PROVIDED DATA:
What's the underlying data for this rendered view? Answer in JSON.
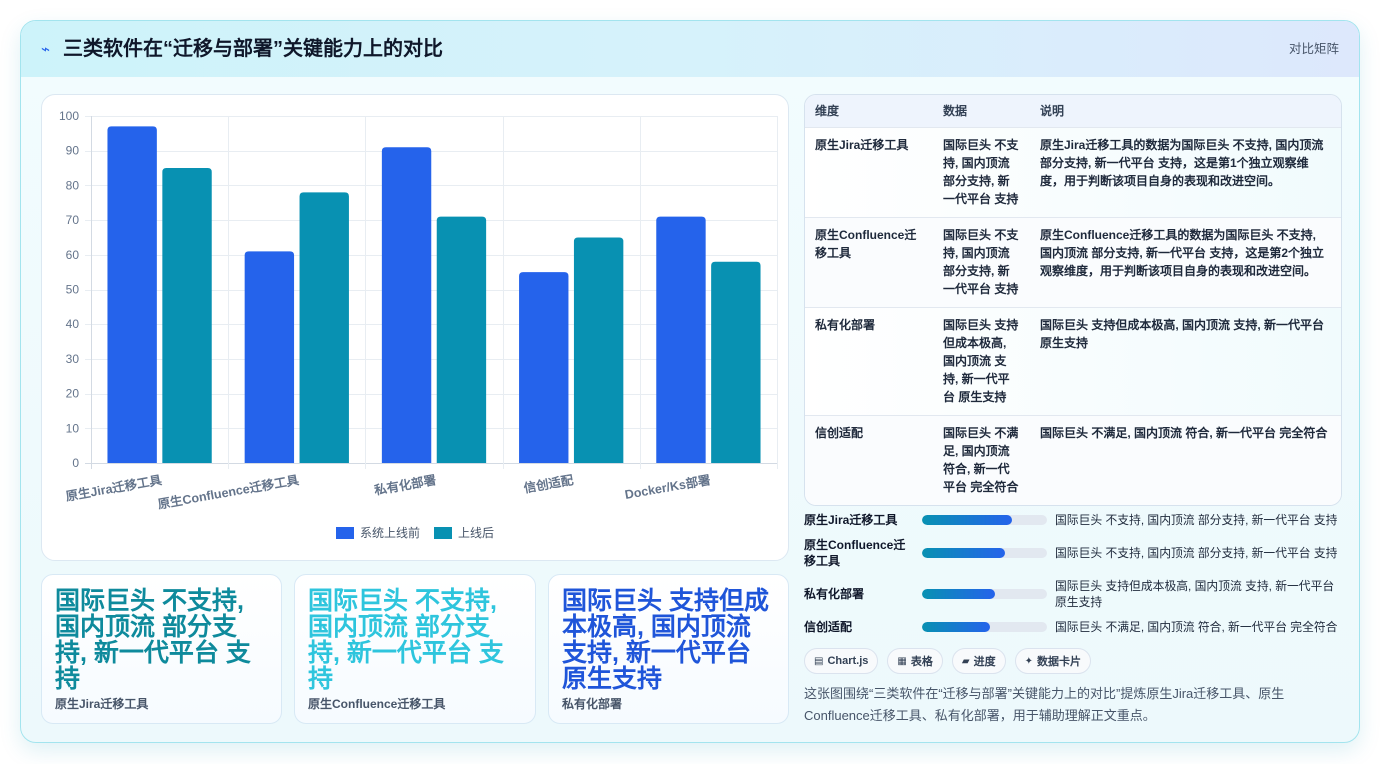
{
  "header": {
    "icon": "pulse-icon",
    "title": "三类软件在“迁移与部署”关键能力上的对比",
    "badge": "对比矩阵"
  },
  "chart_data": {
    "type": "bar",
    "categories": [
      "原生Jira迁移工具",
      "原生Confluence迁移工具",
      "私有化部署",
      "信创适配",
      "Docker/Ks部署"
    ],
    "series": [
      {
        "name": "系统上线前",
        "values": [
          97,
          61,
          91,
          55,
          71
        ],
        "color": "#2563eb"
      },
      {
        "name": "上线后",
        "values": [
          85,
          78,
          71,
          65,
          58
        ],
        "color": "#0891b2"
      }
    ],
    "ylim": [
      0,
      100
    ],
    "yticks": [
      0,
      10,
      20,
      30,
      40,
      50,
      60,
      70,
      80,
      90,
      100
    ],
    "grid": true,
    "legend": "bottom"
  },
  "table": {
    "headers": [
      "维度",
      "数据",
      "说明"
    ],
    "rows": [
      {
        "dimension": "原生Jira迁移工具",
        "data": "国际巨头 不支持, 国内顶流 部分支持, 新一代平台 支持",
        "note": "原生Jira迁移工具的数据为国际巨头 不支持, 国内顶流 部分支持, 新一代平台 支持，这是第1个独立观察维度，用于判断该项目自身的表现和改进空间。"
      },
      {
        "dimension": "原生Confluence迁移工具",
        "data": "国际巨头 不支持, 国内顶流 部分支持, 新一代平台 支持",
        "note": "原生Confluence迁移工具的数据为国际巨头 不支持, 国内顶流 部分支持, 新一代平台 支持，这是第2个独立观察维度，用于判断该项目自身的表现和改进空间。"
      },
      {
        "dimension": "私有化部署",
        "data": "国际巨头 支持但成本极高, 国内顶流 支持, 新一代平台 原生支持",
        "note": "国际巨头 支持但成本极高, 国内顶流 支持, 新一代平台 原生支持"
      },
      {
        "dimension": "信创适配",
        "data": "国际巨头 不满足, 国内顶流 符合, 新一代平台 完全符合",
        "note": "国际巨头 不满足, 国内顶流 符合, 新一代平台 完全符合"
      }
    ]
  },
  "progress": [
    {
      "label": "原生Jira迁移工具",
      "value": 0.72,
      "text": "国际巨头 不支持, 国内顶流 部分支持, 新一代平台 支持"
    },
    {
      "label": "原生Confluence迁移工具",
      "value": 0.66,
      "text": "国际巨头 不支持, 国内顶流 部分支持, 新一代平台 支持"
    },
    {
      "label": "私有化部署",
      "value": 0.58,
      "text": "国际巨头 支持但成本极高, 国内顶流 支持, 新一代平台 原生支持"
    },
    {
      "label": "信创适配",
      "value": 0.54,
      "text": "国际巨头 不满足, 国内顶流 符合, 新一代平台 完全符合"
    }
  ],
  "chips": [
    {
      "icon": "chart-icon",
      "label": "Chart.js"
    },
    {
      "icon": "table-icon",
      "label": "表格"
    },
    {
      "icon": "progress-icon",
      "label": "进度"
    },
    {
      "icon": "sparkle-icon",
      "label": "数据卡片"
    }
  ],
  "summary": "这张图围绕“三类软件在“迁移与部署”关键能力上的对比”提炼原生Jira迁移工具、原生Confluence迁移工具、私有化部署，用于辅助理解正文重点。",
  "cards": [
    {
      "value": "国际巨头 不支持, 国内顶流 部分支持, 新一代平台 支持",
      "label": "原生Jira迁移工具",
      "color": "#0e8a9c"
    },
    {
      "value": "国际巨头 不支持, 国内顶流 部分支持, 新一代平台 支持",
      "label": "原生Confluence迁移工具",
      "color": "#2ec5dd"
    },
    {
      "value": "国际巨头 支持但成本极高, 国内顶流 支持, 新一代平台 原生支持",
      "label": "私有化部署",
      "color": "#1f55d9"
    }
  ]
}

WORK TO COMPLETE:
From the entries above, return each line with the word "color" in it.

SOLUTION:
        "color": "#2563eb"
        "color": "#0891b2"
      "color": "#0e8a9c"
      "color": "#2ec5dd"
      "color": "#1f55d9"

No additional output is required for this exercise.